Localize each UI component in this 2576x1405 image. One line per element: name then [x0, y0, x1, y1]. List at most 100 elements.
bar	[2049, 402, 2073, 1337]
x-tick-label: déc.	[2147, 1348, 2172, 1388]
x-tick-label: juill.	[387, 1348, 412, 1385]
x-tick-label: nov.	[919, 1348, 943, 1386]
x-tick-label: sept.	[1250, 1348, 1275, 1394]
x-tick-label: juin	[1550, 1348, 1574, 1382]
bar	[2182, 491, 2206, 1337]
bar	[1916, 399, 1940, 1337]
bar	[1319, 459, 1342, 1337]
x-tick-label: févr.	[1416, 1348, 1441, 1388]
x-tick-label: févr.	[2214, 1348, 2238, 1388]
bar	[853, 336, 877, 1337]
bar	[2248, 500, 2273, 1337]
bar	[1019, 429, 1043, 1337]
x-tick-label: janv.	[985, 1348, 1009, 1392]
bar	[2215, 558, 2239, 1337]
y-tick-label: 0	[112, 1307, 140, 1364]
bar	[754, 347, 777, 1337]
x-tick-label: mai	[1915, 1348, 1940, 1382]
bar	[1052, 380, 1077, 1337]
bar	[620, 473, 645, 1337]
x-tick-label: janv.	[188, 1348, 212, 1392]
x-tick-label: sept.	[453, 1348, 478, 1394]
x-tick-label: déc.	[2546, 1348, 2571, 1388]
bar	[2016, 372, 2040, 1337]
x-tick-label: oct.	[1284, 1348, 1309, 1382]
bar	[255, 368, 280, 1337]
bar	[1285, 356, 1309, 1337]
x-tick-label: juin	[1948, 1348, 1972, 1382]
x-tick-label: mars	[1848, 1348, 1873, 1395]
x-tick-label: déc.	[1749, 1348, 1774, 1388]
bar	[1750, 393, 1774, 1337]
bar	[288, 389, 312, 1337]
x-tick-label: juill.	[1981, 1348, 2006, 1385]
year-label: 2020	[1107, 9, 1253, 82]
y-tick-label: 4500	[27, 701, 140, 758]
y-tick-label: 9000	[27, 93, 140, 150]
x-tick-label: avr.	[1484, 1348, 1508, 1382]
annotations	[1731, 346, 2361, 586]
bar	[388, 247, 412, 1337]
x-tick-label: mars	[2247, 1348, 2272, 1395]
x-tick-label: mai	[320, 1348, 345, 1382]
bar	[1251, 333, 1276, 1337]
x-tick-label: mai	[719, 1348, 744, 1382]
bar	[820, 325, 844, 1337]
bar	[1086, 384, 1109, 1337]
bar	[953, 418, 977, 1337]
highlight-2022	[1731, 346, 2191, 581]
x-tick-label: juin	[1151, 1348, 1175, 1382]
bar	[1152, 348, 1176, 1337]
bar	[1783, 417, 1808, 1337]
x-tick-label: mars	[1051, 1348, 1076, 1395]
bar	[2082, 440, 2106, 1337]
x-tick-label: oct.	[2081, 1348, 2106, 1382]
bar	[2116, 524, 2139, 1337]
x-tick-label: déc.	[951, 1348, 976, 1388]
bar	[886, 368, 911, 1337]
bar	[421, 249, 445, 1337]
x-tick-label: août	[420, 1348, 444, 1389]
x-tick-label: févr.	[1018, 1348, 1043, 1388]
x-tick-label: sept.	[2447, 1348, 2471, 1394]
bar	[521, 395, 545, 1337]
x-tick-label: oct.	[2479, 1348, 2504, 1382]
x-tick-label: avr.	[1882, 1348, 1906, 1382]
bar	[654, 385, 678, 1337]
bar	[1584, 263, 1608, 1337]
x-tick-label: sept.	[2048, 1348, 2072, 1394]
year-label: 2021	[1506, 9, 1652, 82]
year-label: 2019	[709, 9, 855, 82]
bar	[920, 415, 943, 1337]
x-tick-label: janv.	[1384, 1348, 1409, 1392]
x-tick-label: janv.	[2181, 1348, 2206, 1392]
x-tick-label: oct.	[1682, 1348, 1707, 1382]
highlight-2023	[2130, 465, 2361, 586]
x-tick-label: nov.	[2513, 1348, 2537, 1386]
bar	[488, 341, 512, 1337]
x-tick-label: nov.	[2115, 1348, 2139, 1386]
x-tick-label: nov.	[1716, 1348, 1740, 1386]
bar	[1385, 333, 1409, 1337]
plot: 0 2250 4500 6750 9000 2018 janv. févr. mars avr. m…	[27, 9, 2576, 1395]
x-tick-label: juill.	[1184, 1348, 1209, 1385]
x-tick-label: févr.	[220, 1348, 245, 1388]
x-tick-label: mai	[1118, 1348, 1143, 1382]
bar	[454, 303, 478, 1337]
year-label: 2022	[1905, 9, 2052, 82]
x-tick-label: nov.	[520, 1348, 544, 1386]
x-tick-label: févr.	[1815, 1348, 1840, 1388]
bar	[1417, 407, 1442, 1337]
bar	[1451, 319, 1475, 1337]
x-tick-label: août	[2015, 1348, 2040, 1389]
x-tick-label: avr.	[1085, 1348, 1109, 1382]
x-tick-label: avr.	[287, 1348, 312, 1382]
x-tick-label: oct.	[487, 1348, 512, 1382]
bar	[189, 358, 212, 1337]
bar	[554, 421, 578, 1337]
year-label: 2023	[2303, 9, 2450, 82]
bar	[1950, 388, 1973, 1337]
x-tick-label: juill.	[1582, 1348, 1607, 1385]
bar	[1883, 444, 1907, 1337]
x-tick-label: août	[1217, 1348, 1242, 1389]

• • • • •

#### Set problem
Rewrite the records with every "year-label" changed to "year-tag", keeping everything else the same.

#### Output below
Localize each UI component in this 2576x1405 image. One line per element: name then [x0, y0, x1, y1]. List at most 100 elements.
bar	[2049, 402, 2073, 1337]
x-tick-label: déc.	[2147, 1348, 2172, 1388]
x-tick-label: juill.	[387, 1348, 412, 1385]
x-tick-label: nov.	[919, 1348, 943, 1386]
x-tick-label: sept.	[1250, 1348, 1275, 1394]
x-tick-label: juin	[1550, 1348, 1574, 1382]
bar	[2182, 491, 2206, 1337]
bar	[1916, 399, 1940, 1337]
bar	[1319, 459, 1342, 1337]
x-tick-label: févr.	[1416, 1348, 1441, 1388]
x-tick-label: févr.	[2214, 1348, 2238, 1388]
bar	[853, 336, 877, 1337]
bar	[2248, 500, 2273, 1337]
bar	[1019, 429, 1043, 1337]
x-tick-label: janv.	[985, 1348, 1009, 1392]
bar	[2215, 558, 2239, 1337]
y-tick-label: 0	[112, 1307, 140, 1364]
bar	[754, 347, 777, 1337]
x-tick-label: mai	[1915, 1348, 1940, 1382]
bar	[1052, 380, 1077, 1337]
bar	[620, 473, 645, 1337]
x-tick-label: janv.	[188, 1348, 212, 1392]
x-tick-label: sept.	[453, 1348, 478, 1394]
x-tick-label: déc.	[2546, 1348, 2571, 1388]
bar	[2016, 372, 2040, 1337]
x-tick-label: oct.	[1284, 1348, 1309, 1382]
bar	[255, 368, 280, 1337]
bar	[1285, 356, 1309, 1337]
x-tick-label: juin	[1948, 1348, 1972, 1382]
x-tick-label: mars	[1848, 1348, 1873, 1395]
x-tick-label: déc.	[1749, 1348, 1774, 1388]
bar	[1750, 393, 1774, 1337]
bar	[288, 389, 312, 1337]
x-tick-label: juill.	[1981, 1348, 2006, 1385]
year-tag: 2020	[1107, 9, 1253, 82]
y-tick-label: 4500	[27, 701, 140, 758]
y-tick-label: 9000	[27, 93, 140, 150]
x-tick-label: avr.	[1484, 1348, 1508, 1382]
annotations	[1731, 346, 2361, 586]
bar	[388, 247, 412, 1337]
x-tick-label: mars	[2247, 1348, 2272, 1395]
x-tick-label: mai	[320, 1348, 345, 1382]
bar	[1251, 333, 1276, 1337]
x-tick-label: mai	[719, 1348, 744, 1382]
bar	[820, 325, 844, 1337]
bar	[1086, 384, 1109, 1337]
bar	[953, 418, 977, 1337]
highlight-2022	[1731, 346, 2191, 581]
x-tick-label: juin	[1151, 1348, 1175, 1382]
bar	[1152, 348, 1176, 1337]
bar	[1783, 417, 1808, 1337]
x-tick-label: mars	[1051, 1348, 1076, 1395]
bar	[2082, 440, 2106, 1337]
x-tick-label: oct.	[2081, 1348, 2106, 1382]
bar	[2116, 524, 2139, 1337]
x-tick-label: déc.	[951, 1348, 976, 1388]
bar	[886, 368, 911, 1337]
bar	[421, 249, 445, 1337]
x-tick-label: août	[420, 1348, 444, 1389]
x-tick-label: févr.	[1018, 1348, 1043, 1388]
x-tick-label: sept.	[2447, 1348, 2471, 1394]
bar	[521, 395, 545, 1337]
x-tick-label: oct.	[2479, 1348, 2504, 1382]
x-tick-label: avr.	[1882, 1348, 1906, 1382]
bar	[654, 385, 678, 1337]
bar	[1584, 263, 1608, 1337]
x-tick-label: sept.	[2048, 1348, 2072, 1394]
year-tag: 2021	[1506, 9, 1652, 82]
year-tag: 2019	[709, 9, 855, 82]
bar	[920, 415, 943, 1337]
x-tick-label: janv.	[1384, 1348, 1409, 1392]
x-tick-label: janv.	[2181, 1348, 2206, 1392]
x-tick-label: oct.	[1682, 1348, 1707, 1382]
highlight-2023	[2130, 465, 2361, 586]
x-tick-label: nov.	[2513, 1348, 2537, 1386]
bar	[488, 341, 512, 1337]
x-tick-label: nov.	[2115, 1348, 2139, 1386]
x-tick-label: nov.	[1716, 1348, 1740, 1386]
bar	[1385, 333, 1409, 1337]
plot: 0 2250 4500 6750 9000 2018 janv. févr. mars avr. m…	[27, 9, 2576, 1395]
x-tick-label: juill.	[1184, 1348, 1209, 1385]
x-tick-label: févr.	[220, 1348, 245, 1388]
x-tick-label: mai	[1118, 1348, 1143, 1382]
bar	[454, 303, 478, 1337]
year-tag: 2022	[1905, 9, 2052, 82]
x-tick-label: nov.	[520, 1348, 544, 1386]
x-tick-label: févr.	[1815, 1348, 1840, 1388]
bar	[1417, 407, 1442, 1337]
bar	[1451, 319, 1475, 1337]
x-tick-label: août	[2015, 1348, 2040, 1389]
x-tick-label: avr.	[1085, 1348, 1109, 1382]
x-tick-label: avr.	[287, 1348, 312, 1382]
x-tick-label: oct.	[487, 1348, 512, 1382]
bar	[189, 358, 212, 1337]
bar	[554, 421, 578, 1337]
year-tag: 2023	[2303, 9, 2450, 82]
bar	[1950, 388, 1973, 1337]
x-tick-label: juill.	[1582, 1348, 1607, 1385]
bar	[1883, 444, 1907, 1337]
x-tick-label: août	[1217, 1348, 1242, 1389]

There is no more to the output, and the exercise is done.